**Supplied material**.
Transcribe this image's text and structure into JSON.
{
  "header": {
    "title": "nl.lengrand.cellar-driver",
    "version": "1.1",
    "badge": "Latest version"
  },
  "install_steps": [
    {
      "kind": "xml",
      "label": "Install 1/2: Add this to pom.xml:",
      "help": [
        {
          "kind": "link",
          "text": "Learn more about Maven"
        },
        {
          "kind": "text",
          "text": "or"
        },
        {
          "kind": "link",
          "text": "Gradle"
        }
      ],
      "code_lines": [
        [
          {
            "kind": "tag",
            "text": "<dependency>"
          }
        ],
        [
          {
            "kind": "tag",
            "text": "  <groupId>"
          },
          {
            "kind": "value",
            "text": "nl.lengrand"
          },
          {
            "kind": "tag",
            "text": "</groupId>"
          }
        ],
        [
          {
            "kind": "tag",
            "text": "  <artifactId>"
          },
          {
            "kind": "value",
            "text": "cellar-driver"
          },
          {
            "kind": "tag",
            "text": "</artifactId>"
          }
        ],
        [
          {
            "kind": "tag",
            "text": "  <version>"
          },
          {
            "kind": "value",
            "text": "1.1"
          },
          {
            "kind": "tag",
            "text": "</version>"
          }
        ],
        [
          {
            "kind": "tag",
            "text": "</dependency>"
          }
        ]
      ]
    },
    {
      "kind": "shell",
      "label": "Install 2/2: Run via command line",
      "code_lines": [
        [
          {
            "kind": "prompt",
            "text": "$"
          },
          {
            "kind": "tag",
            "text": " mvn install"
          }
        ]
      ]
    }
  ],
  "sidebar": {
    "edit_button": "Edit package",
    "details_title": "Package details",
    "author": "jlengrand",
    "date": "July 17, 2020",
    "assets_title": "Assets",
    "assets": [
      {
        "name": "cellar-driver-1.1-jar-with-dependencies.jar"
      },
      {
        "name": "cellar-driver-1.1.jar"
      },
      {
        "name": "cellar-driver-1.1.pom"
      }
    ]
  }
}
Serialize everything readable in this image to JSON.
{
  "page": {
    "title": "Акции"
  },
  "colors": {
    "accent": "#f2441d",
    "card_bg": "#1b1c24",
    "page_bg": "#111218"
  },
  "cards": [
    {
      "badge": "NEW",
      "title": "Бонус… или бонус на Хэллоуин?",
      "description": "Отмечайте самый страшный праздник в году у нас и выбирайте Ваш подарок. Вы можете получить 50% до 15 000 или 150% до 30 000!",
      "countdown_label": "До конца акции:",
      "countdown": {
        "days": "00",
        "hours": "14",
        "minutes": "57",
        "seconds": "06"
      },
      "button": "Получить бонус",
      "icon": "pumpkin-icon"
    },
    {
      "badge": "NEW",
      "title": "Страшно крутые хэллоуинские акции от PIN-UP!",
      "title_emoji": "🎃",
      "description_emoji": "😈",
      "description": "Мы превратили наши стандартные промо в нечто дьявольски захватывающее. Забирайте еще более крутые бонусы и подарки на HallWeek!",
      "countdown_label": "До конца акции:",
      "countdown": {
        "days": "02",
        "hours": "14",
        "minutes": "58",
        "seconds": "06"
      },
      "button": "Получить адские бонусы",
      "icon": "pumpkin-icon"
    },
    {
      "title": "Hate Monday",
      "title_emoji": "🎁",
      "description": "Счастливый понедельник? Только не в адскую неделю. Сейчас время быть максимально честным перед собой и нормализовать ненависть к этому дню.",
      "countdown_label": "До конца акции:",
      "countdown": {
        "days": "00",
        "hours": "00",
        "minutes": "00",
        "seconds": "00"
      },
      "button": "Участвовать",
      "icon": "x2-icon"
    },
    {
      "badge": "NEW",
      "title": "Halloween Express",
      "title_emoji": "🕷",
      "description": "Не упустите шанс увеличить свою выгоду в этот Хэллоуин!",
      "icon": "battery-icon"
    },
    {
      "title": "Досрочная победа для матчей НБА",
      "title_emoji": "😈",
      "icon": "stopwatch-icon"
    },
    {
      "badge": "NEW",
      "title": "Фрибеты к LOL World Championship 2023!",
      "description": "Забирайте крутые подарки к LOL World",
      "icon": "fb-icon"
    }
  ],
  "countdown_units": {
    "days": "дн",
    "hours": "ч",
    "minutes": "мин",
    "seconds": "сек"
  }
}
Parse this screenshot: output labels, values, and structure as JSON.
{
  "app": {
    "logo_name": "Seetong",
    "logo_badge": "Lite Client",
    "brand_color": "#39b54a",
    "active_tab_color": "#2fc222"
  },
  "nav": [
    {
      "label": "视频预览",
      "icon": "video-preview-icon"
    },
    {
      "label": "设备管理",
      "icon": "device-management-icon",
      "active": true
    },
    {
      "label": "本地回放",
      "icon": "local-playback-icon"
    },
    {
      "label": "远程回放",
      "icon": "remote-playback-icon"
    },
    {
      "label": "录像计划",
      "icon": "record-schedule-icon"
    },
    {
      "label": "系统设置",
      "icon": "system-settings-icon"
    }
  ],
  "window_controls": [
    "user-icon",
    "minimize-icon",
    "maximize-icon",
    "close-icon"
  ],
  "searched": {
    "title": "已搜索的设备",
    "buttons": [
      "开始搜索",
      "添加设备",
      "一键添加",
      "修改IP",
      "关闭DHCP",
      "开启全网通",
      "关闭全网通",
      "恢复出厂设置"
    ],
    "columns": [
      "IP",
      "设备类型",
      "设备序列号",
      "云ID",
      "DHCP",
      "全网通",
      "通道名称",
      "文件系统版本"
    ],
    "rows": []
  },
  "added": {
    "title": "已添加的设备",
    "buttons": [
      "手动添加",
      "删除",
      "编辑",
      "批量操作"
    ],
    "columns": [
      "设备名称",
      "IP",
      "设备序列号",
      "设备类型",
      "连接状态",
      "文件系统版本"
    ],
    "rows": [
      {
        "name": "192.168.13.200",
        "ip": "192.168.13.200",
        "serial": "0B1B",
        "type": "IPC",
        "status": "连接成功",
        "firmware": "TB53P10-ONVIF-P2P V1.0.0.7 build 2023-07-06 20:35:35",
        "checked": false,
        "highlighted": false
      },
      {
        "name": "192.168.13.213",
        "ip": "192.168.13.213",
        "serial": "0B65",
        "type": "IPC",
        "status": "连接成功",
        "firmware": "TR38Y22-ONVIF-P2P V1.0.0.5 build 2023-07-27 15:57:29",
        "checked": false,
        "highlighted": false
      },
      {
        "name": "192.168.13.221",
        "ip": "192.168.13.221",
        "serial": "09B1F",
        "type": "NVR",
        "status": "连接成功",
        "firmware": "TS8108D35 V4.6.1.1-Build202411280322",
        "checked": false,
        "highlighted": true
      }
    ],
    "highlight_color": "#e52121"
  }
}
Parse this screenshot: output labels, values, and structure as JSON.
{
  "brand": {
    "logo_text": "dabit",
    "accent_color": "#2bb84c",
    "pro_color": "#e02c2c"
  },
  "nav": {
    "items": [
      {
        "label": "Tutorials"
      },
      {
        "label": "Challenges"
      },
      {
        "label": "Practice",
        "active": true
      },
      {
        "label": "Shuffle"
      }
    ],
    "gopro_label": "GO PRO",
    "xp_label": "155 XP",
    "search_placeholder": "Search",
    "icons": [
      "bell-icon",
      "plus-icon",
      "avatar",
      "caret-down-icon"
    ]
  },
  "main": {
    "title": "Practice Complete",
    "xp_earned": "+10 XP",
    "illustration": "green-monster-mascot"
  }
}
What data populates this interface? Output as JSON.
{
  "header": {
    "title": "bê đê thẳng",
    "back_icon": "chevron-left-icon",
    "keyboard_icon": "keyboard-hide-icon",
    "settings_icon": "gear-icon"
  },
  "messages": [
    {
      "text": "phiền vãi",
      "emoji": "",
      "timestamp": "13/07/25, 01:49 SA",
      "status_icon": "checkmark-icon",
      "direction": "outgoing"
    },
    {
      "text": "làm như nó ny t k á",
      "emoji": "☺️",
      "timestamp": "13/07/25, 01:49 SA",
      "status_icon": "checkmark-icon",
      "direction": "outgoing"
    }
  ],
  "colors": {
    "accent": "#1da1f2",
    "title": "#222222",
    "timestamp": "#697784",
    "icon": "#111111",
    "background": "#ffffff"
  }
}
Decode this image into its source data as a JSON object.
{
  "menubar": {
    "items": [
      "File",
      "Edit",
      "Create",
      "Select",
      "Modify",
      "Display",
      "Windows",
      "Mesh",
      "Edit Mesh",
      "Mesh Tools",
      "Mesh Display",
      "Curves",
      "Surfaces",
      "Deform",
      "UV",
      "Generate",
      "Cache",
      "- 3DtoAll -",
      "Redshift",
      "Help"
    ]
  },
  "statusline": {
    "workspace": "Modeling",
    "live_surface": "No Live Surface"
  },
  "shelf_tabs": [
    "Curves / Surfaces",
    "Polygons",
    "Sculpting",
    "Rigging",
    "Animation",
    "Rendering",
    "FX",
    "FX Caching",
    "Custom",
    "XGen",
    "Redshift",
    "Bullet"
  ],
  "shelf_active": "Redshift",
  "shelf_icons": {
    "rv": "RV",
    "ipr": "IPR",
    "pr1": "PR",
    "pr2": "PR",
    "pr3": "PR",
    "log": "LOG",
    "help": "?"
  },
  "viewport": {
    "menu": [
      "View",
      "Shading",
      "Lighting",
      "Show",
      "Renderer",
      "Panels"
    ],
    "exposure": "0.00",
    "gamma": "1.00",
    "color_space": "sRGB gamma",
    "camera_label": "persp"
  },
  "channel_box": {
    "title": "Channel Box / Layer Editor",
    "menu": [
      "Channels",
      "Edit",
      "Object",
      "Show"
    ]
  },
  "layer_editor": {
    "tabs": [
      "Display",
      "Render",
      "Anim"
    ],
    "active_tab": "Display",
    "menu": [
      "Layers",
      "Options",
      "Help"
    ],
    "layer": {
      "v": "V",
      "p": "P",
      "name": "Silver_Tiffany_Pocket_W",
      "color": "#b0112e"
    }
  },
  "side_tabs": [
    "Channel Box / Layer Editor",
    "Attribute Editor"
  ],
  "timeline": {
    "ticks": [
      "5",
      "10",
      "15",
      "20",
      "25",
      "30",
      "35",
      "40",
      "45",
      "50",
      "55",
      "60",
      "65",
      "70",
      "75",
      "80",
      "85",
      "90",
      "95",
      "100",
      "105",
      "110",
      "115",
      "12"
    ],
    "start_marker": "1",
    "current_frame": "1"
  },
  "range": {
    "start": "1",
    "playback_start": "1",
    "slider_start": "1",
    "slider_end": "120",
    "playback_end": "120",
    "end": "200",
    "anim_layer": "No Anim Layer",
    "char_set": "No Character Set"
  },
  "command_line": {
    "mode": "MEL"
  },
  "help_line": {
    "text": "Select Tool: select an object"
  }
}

**Task objective**.
Show, from the material above, each line that includes the string "Забирайте".

**Output of the task**.
      "description": "Мы превратили наши стандартные промо в нечто дьявольски захватывающее. Забирайте еще более крутые бонусы и подарки на HallWeek!",
      "description": "Забирайте крутые подарки к LOL World",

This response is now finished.